== Reading text

Example#

An example of use is given in ./examples/one-dimensional_channel.ipynb.

There is also a time-complexity study in ./examples/time_complexity.ipynb.

1. Linear-chain tight-binding Hamiltonian#

from fuNEGF.models import LinearChain
import numpy as np

chain = LinearChain(N=100, eps_0=0.0, t=1.0, a=1.0, H_impurity=None, plot_dispersion=True)
_images/clean_wire.png _images/linear_chain_dispersion_analytic_vs_diagonalized.png

2. Impurity potential#

H_impurity = np.zeros((N, N), dtype=complex)

# (1) add a single impurity in the middle
H_impurity[N // 2, N // 2] += -2 * t

chain.add_H_impurity(H_impurity, plot_dispersion=False)
chain.plot_onsite_energy()
_images/single_middle_shifted_more.png _images/impurity_single_middle.png

3. Chemical potential with impurities#

There is a potential drop at the impurities - the impurities act as quantum resistors in series. This can be demonstrated by calculating the occupation function profile.

3.1. No relaxation#

Without any relaxation mechanism, strong resonances arise, making the potential drop unclear.

# no relaxation
D0_phase = 0.00 * t**2
D0_phase_momentum = 0.00 * t**2

plot_onsite_and_occupation(E_to_plot, D0_phase, D0_phase_momentum, N_sc)
_images/single_imp_middle_no_relaxation.png

3.2. Phase relaxation#

Phase relaxation attenuates the Fabry-Pérot resonances.

# only phase
D0_phase = 0.09 * t**2
D0_phase_momentum = 0.00 * t**2

plot_onsite_and_occupation(E_to_plot, D0_phase, D0_phase_momentum, N_sc)

====

» **Short task 1**:
Answer these questions from the fuNEGF text, one line each:
(a) Which file holds the time-complexity study?
(b) What value is given for N when the LinearChain is created?
(c) What does phase relaxation attenuate?
» **Short task 2**: Copy everything in the fuNEGF text from "H_impurity = np.zeros((N, N), dtype=complex)" down to "chain.plot_onsite_energy()", putting "lone impurity" in place of "single impurity".
» **Short task 3**:
Does each statement agree with the fuNEGF text? Answer yes or no, and quote the words that decide it.
(a) The impurities act as quantum resistors in parallel.
(b) Without any relaxation mechanism, strong resonances arise.
(c) In the phase-relaxation case, D0_phase is set to 0.09 * t**2.

== Data provided

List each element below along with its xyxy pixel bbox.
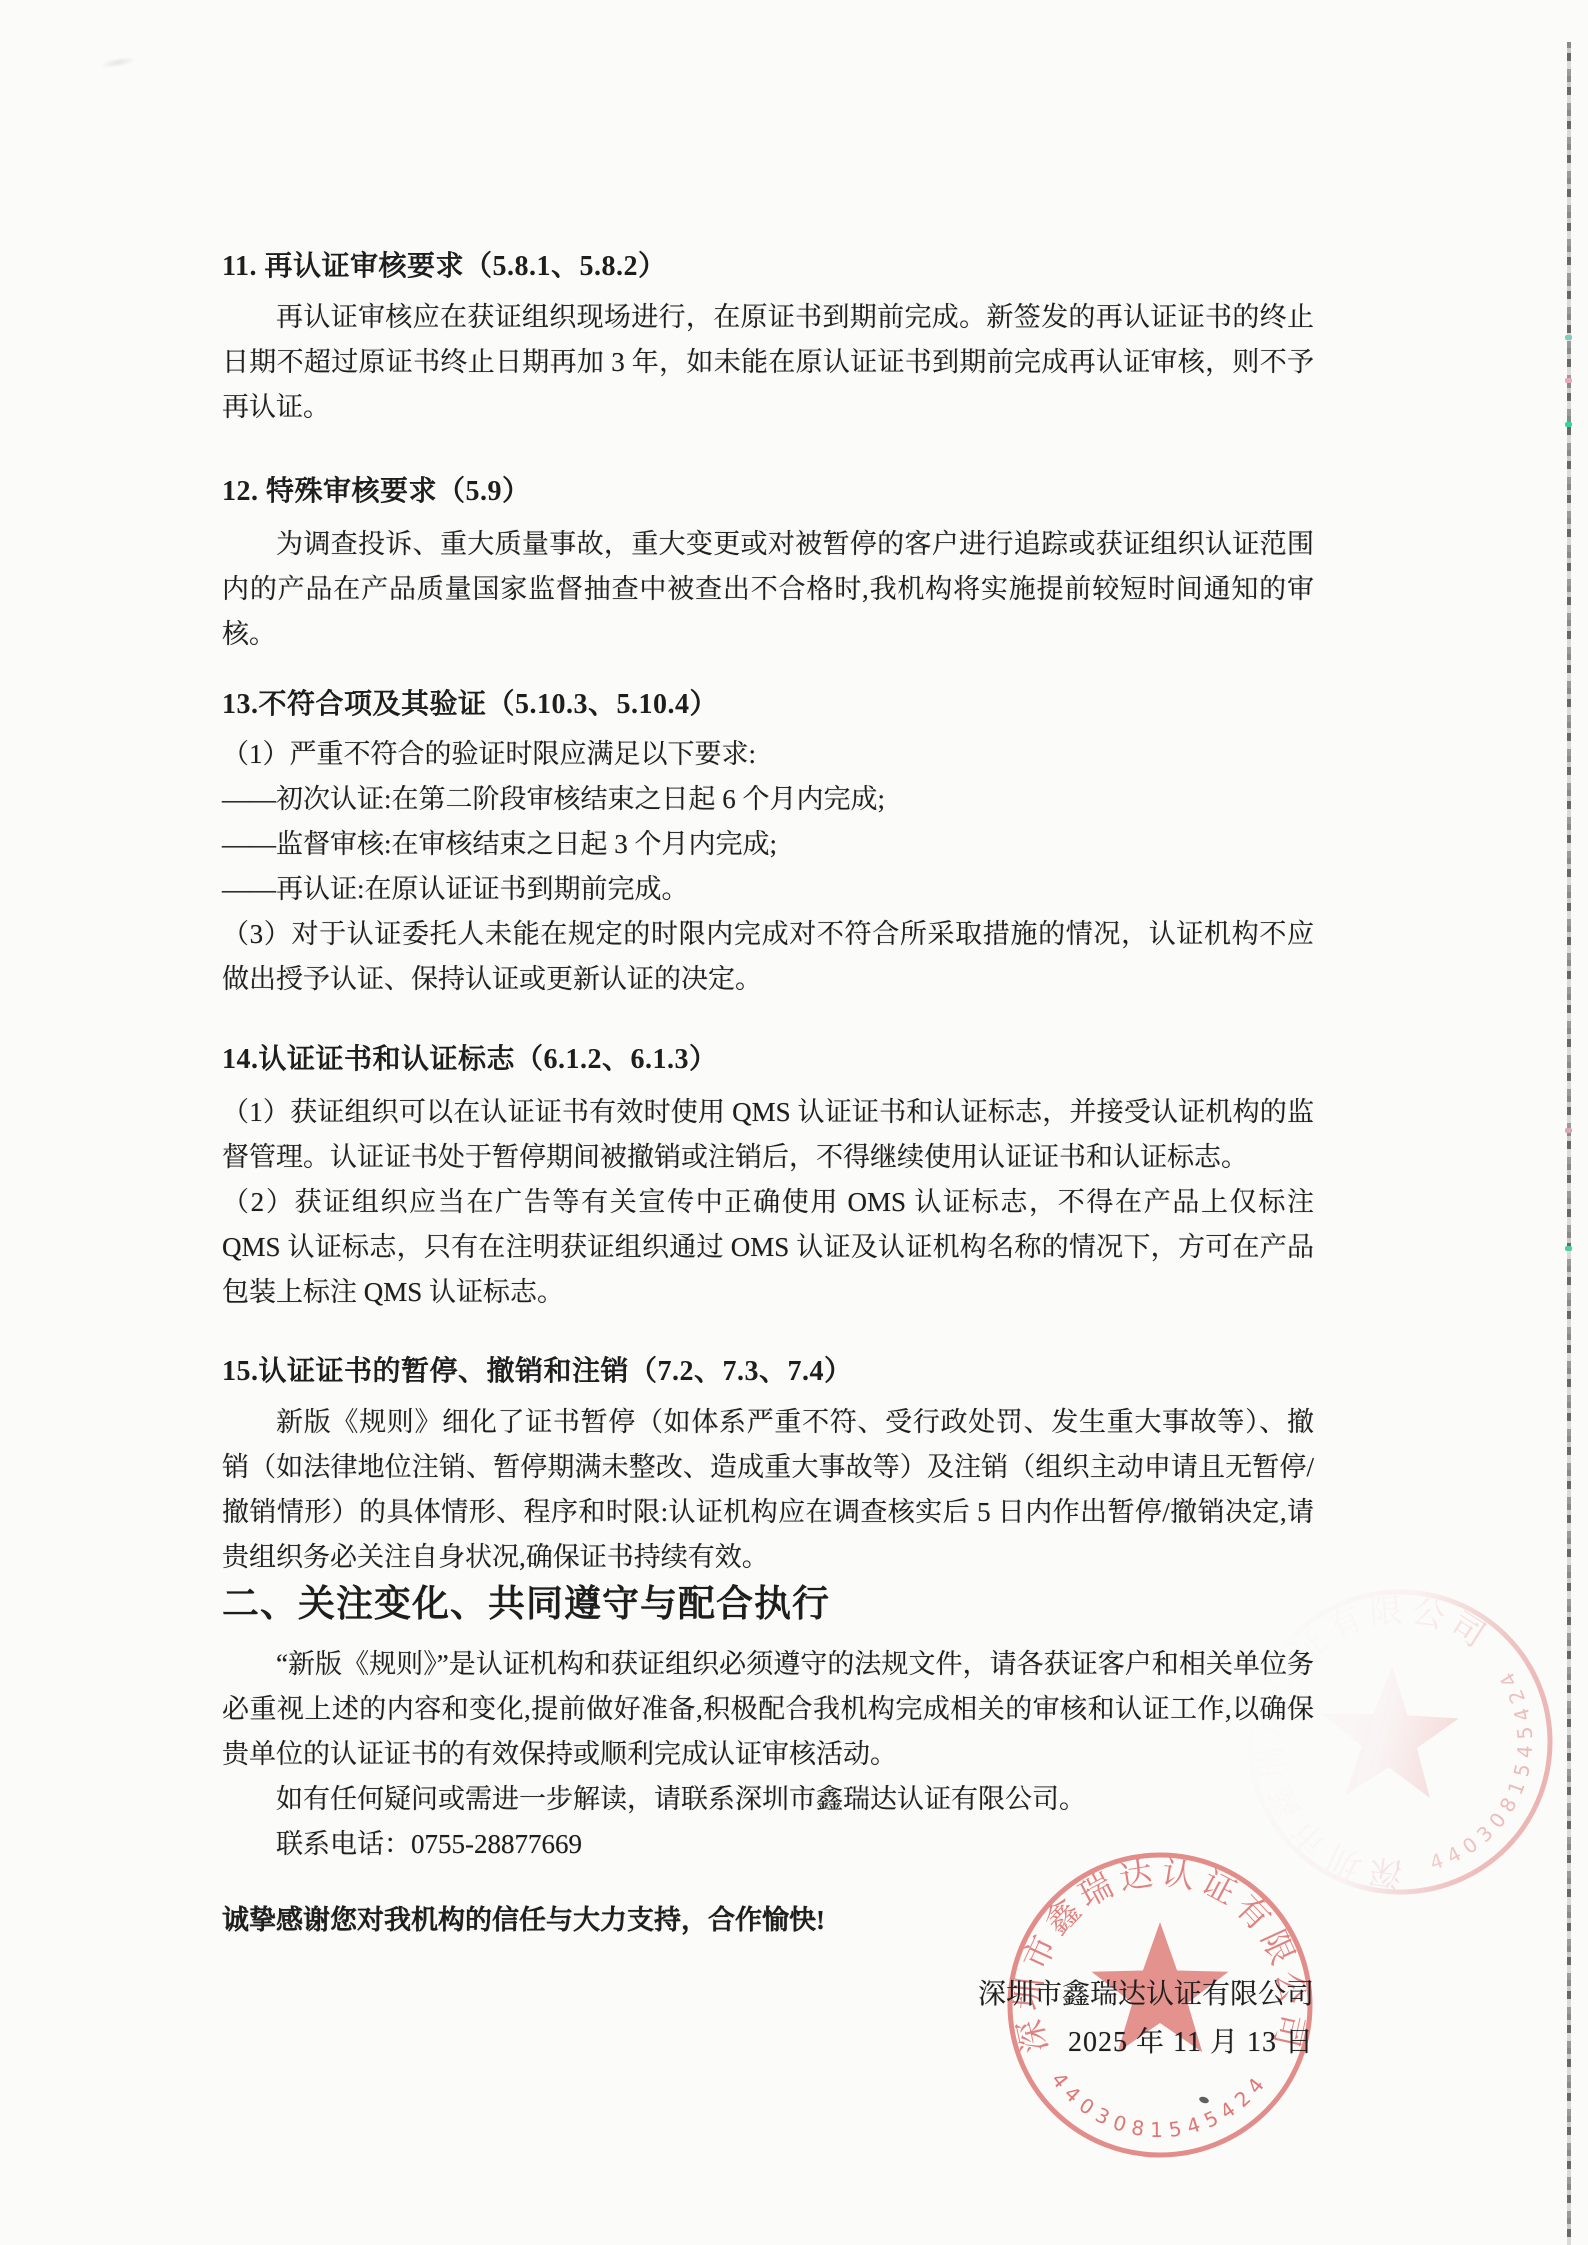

====

» **Expected output 1**:
(a) ./examples/time_complexity.ipynb
(b) 100
(c) The Fabry-Pérot resonances

» **Expected output 2**:
H_impurity = np.zeros((N, N), dtype=complex)

# (1) add a lone impurity in the middle
H_impurity[N // 2, N // 2] += -2 * t

chain.add_H_impurity(H_impurity, plot_dispersion=False)
chain.plot_onsite_energy()

» **Expected output 3**:
(a) No: "the impurities act as quantum resistors in series"
(b) Yes: "Without any relaxation mechanism, strong resonances arise, making the potential drop unclear."
(c) Yes: "D0_phase = 0.09 * t**2"